> **Directions**
Reproduce the data exactly and drop any pictures it holds.
+++ Extracted data
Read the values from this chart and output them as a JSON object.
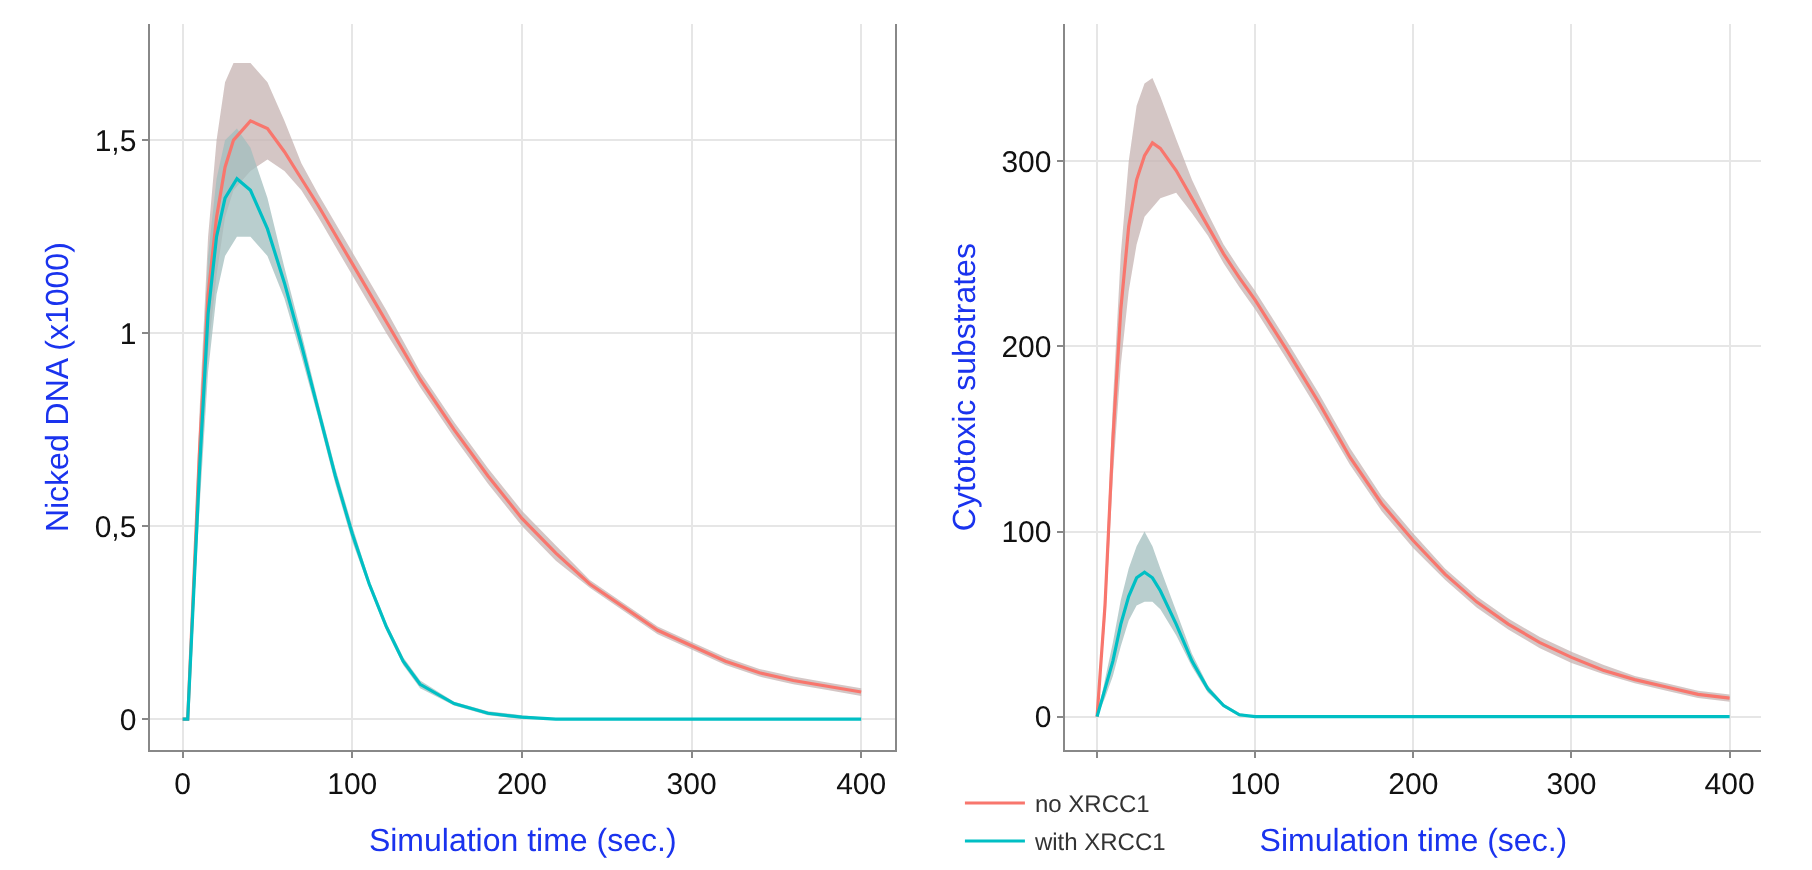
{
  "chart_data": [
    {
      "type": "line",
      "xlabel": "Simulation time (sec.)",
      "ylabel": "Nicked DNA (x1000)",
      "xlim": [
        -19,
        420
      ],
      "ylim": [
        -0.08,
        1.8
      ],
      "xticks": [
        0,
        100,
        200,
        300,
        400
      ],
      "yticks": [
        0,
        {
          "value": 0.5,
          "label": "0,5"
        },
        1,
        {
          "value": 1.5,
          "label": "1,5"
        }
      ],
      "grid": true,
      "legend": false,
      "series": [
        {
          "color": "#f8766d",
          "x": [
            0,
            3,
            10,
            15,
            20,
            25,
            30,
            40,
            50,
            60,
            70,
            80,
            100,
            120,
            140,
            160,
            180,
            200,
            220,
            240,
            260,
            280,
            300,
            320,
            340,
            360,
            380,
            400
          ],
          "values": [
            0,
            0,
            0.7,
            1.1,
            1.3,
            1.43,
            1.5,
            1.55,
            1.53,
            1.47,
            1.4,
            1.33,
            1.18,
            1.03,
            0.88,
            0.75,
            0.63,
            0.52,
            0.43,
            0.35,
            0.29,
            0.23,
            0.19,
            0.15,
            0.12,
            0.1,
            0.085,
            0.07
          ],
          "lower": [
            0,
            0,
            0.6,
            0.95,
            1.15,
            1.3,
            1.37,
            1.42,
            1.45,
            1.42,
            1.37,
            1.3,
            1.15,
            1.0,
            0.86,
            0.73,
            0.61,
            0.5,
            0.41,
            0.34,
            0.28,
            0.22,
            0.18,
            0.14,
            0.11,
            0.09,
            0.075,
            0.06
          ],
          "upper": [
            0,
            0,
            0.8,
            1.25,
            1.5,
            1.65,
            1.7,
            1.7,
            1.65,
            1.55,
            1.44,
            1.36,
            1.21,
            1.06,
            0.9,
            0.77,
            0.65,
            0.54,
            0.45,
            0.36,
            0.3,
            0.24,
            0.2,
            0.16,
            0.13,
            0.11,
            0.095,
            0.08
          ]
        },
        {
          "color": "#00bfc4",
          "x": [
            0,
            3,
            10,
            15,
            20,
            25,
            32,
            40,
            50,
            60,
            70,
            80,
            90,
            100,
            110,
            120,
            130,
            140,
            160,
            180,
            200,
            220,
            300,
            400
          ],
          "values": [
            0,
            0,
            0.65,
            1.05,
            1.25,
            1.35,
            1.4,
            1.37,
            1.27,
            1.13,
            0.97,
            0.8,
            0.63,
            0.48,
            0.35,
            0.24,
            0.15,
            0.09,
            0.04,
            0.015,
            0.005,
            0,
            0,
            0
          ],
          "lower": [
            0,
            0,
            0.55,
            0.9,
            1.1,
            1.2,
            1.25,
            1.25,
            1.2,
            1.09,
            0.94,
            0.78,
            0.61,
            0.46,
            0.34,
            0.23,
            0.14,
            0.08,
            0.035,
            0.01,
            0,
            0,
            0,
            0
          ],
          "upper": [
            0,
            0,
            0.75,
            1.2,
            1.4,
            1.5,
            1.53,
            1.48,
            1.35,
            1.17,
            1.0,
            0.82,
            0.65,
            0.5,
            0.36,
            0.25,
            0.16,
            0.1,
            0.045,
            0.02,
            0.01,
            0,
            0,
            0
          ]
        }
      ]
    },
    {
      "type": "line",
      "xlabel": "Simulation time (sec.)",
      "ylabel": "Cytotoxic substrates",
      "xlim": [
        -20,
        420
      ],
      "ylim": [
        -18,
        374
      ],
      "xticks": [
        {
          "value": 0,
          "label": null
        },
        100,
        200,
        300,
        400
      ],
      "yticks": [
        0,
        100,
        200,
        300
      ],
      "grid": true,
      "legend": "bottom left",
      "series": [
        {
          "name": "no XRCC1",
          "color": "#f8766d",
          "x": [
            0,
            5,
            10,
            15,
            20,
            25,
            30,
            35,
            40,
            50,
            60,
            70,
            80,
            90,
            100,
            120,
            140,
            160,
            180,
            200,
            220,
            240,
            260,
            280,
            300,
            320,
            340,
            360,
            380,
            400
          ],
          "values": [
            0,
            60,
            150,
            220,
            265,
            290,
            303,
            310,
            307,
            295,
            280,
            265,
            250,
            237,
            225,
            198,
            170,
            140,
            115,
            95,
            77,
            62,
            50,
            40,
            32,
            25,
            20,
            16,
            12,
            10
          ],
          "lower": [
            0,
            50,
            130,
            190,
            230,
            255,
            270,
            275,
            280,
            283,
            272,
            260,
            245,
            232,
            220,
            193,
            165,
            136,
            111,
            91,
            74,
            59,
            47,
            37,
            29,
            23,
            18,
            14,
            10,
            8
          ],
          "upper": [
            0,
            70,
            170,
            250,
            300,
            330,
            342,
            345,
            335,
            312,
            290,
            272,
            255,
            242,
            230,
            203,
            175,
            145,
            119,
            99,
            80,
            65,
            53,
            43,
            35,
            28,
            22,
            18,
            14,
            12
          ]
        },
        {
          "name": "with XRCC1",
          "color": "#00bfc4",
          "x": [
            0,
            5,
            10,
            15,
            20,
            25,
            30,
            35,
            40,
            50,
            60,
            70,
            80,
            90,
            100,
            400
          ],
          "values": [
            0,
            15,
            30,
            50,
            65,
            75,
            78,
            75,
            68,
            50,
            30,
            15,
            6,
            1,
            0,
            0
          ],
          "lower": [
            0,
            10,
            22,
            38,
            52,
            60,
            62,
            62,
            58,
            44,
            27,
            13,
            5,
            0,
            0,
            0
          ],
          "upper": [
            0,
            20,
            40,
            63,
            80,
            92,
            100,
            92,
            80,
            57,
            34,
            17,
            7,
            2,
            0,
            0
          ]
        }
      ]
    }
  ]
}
++++++
> **Solution for this problem**
Read the values from this chart and output them as a JSON object.
{
  "chart_data": [
    {
      "type": "line",
      "xlabel": "Simulation time (sec.)",
      "ylabel": "Nicked DNA (x1000)",
      "xlim": [
        -19,
        420
      ],
      "ylim": [
        -0.08,
        1.8
      ],
      "xticks": [
        0,
        100,
        200,
        300,
        400
      ],
      "yticks": [
        0,
        {
          "value": 0.5,
          "label": "0,5"
        },
        1,
        {
          "value": 1.5,
          "label": "1,5"
        }
      ],
      "grid": true,
      "legend": false,
      "series": [
        {
          "color": "#f8766d",
          "x": [
            0,
            3,
            10,
            15,
            20,
            25,
            30,
            40,
            50,
            60,
            70,
            80,
            100,
            120,
            140,
            160,
            180,
            200,
            220,
            240,
            260,
            280,
            300,
            320,
            340,
            360,
            380,
            400
          ],
          "values": [
            0,
            0,
            0.7,
            1.1,
            1.3,
            1.43,
            1.5,
            1.55,
            1.53,
            1.47,
            1.4,
            1.33,
            1.18,
            1.03,
            0.88,
            0.75,
            0.63,
            0.52,
            0.43,
            0.35,
            0.29,
            0.23,
            0.19,
            0.15,
            0.12,
            0.1,
            0.085,
            0.07
          ],
          "lower": [
            0,
            0,
            0.6,
            0.95,
            1.15,
            1.3,
            1.37,
            1.42,
            1.45,
            1.42,
            1.37,
            1.3,
            1.15,
            1.0,
            0.86,
            0.73,
            0.61,
            0.5,
            0.41,
            0.34,
            0.28,
            0.22,
            0.18,
            0.14,
            0.11,
            0.09,
            0.075,
            0.06
          ],
          "upper": [
            0,
            0,
            0.8,
            1.25,
            1.5,
            1.65,
            1.7,
            1.7,
            1.65,
            1.55,
            1.44,
            1.36,
            1.21,
            1.06,
            0.9,
            0.77,
            0.65,
            0.54,
            0.45,
            0.36,
            0.3,
            0.24,
            0.2,
            0.16,
            0.13,
            0.11,
            0.095,
            0.08
          ]
        },
        {
          "color": "#00bfc4",
          "x": [
            0,
            3,
            10,
            15,
            20,
            25,
            32,
            40,
            50,
            60,
            70,
            80,
            90,
            100,
            110,
            120,
            130,
            140,
            160,
            180,
            200,
            220,
            300,
            400
          ],
          "values": [
            0,
            0,
            0.65,
            1.05,
            1.25,
            1.35,
            1.4,
            1.37,
            1.27,
            1.13,
            0.97,
            0.8,
            0.63,
            0.48,
            0.35,
            0.24,
            0.15,
            0.09,
            0.04,
            0.015,
            0.005,
            0,
            0,
            0
          ],
          "lower": [
            0,
            0,
            0.55,
            0.9,
            1.1,
            1.2,
            1.25,
            1.25,
            1.2,
            1.09,
            0.94,
            0.78,
            0.61,
            0.46,
            0.34,
            0.23,
            0.14,
            0.08,
            0.035,
            0.01,
            0,
            0,
            0,
            0
          ],
          "upper": [
            0,
            0,
            0.75,
            1.2,
            1.4,
            1.5,
            1.53,
            1.48,
            1.35,
            1.17,
            1.0,
            0.82,
            0.65,
            0.5,
            0.36,
            0.25,
            0.16,
            0.1,
            0.045,
            0.02,
            0.01,
            0,
            0,
            0
          ]
        }
      ]
    },
    {
      "type": "line",
      "xlabel": "Simulation time (sec.)",
      "ylabel": "Cytotoxic substrates",
      "xlim": [
        -20,
        420
      ],
      "ylim": [
        -18,
        374
      ],
      "xticks": [
        {
          "value": 0,
          "label": null
        },
        100,
        200,
        300,
        400
      ],
      "yticks": [
        0,
        100,
        200,
        300
      ],
      "grid": true,
      "legend": "bottom left",
      "series": [
        {
          "name": "no XRCC1",
          "color": "#f8766d",
          "x": [
            0,
            5,
            10,
            15,
            20,
            25,
            30,
            35,
            40,
            50,
            60,
            70,
            80,
            90,
            100,
            120,
            140,
            160,
            180,
            200,
            220,
            240,
            260,
            280,
            300,
            320,
            340,
            360,
            380,
            400
          ],
          "values": [
            0,
            60,
            150,
            220,
            265,
            290,
            303,
            310,
            307,
            295,
            280,
            265,
            250,
            237,
            225,
            198,
            170,
            140,
            115,
            95,
            77,
            62,
            50,
            40,
            32,
            25,
            20,
            16,
            12,
            10
          ],
          "lower": [
            0,
            50,
            130,
            190,
            230,
            255,
            270,
            275,
            280,
            283,
            272,
            260,
            245,
            232,
            220,
            193,
            165,
            136,
            111,
            91,
            74,
            59,
            47,
            37,
            29,
            23,
            18,
            14,
            10,
            8
          ],
          "upper": [
            0,
            70,
            170,
            250,
            300,
            330,
            342,
            345,
            335,
            312,
            290,
            272,
            255,
            242,
            230,
            203,
            175,
            145,
            119,
            99,
            80,
            65,
            53,
            43,
            35,
            28,
            22,
            18,
            14,
            12
          ]
        },
        {
          "name": "with XRCC1",
          "color": "#00bfc4",
          "x": [
            0,
            5,
            10,
            15,
            20,
            25,
            30,
            35,
            40,
            50,
            60,
            70,
            80,
            90,
            100,
            400
          ],
          "values": [
            0,
            15,
            30,
            50,
            65,
            75,
            78,
            75,
            68,
            50,
            30,
            15,
            6,
            1,
            0,
            0
          ],
          "lower": [
            0,
            10,
            22,
            38,
            52,
            60,
            62,
            62,
            58,
            44,
            27,
            13,
            5,
            0,
            0,
            0
          ],
          "upper": [
            0,
            20,
            40,
            63,
            80,
            92,
            100,
            92,
            80,
            57,
            34,
            17,
            7,
            2,
            0,
            0
          ]
        }
      ]
    }
  ]
}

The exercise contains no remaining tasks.